# Start of MATERIAL PROVIDED

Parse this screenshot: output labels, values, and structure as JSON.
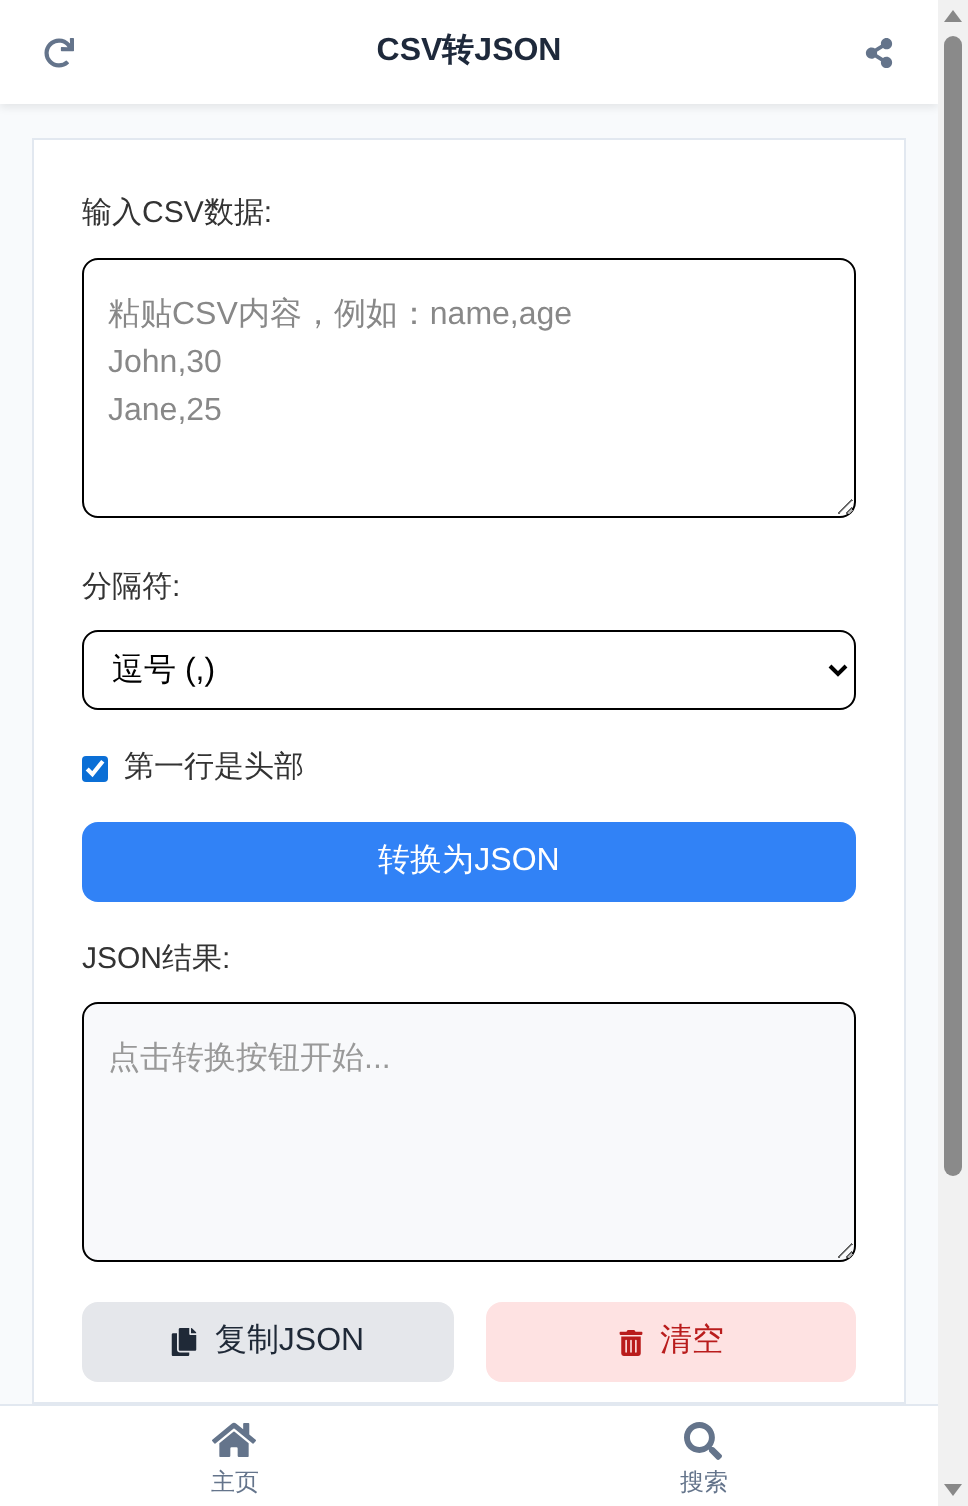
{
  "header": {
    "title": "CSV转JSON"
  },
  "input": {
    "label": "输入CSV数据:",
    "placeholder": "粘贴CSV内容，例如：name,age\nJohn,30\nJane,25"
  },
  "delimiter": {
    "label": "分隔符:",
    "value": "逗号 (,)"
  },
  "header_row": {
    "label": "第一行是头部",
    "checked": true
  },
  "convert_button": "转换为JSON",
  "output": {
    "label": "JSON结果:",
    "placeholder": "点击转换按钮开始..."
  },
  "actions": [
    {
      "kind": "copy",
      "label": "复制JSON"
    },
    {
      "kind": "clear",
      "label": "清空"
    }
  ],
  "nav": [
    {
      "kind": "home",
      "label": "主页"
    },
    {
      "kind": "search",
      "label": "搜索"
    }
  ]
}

# End of MATERIAL PROVIDED

REQUIRED TASK
Nothing in the entries should change as you copy them, except that the pictures are left out.

EXERCISE OUTPUT
Parse this screenshot: output labels, values, and structure as JSON.
{
  "header": {
    "title": "CSV转JSON"
  },
  "input": {
    "label": "输入CSV数据:",
    "placeholder": "粘贴CSV内容，例如：name,age\nJohn,30\nJane,25"
  },
  "delimiter": {
    "label": "分隔符:",
    "value": "逗号 (,)"
  },
  "header_row": {
    "label": "第一行是头部",
    "checked": true
  },
  "convert_button": "转换为JSON",
  "output": {
    "label": "JSON结果:",
    "placeholder": "点击转换按钮开始..."
  },
  "actions": [
    {
      "kind": "copy",
      "label": "复制JSON"
    },
    {
      "kind": "clear",
      "label": "清空"
    }
  ],
  "nav": [
    {
      "kind": "home",
      "label": "主页"
    },
    {
      "kind": "search",
      "label": "搜索"
    }
  ]
}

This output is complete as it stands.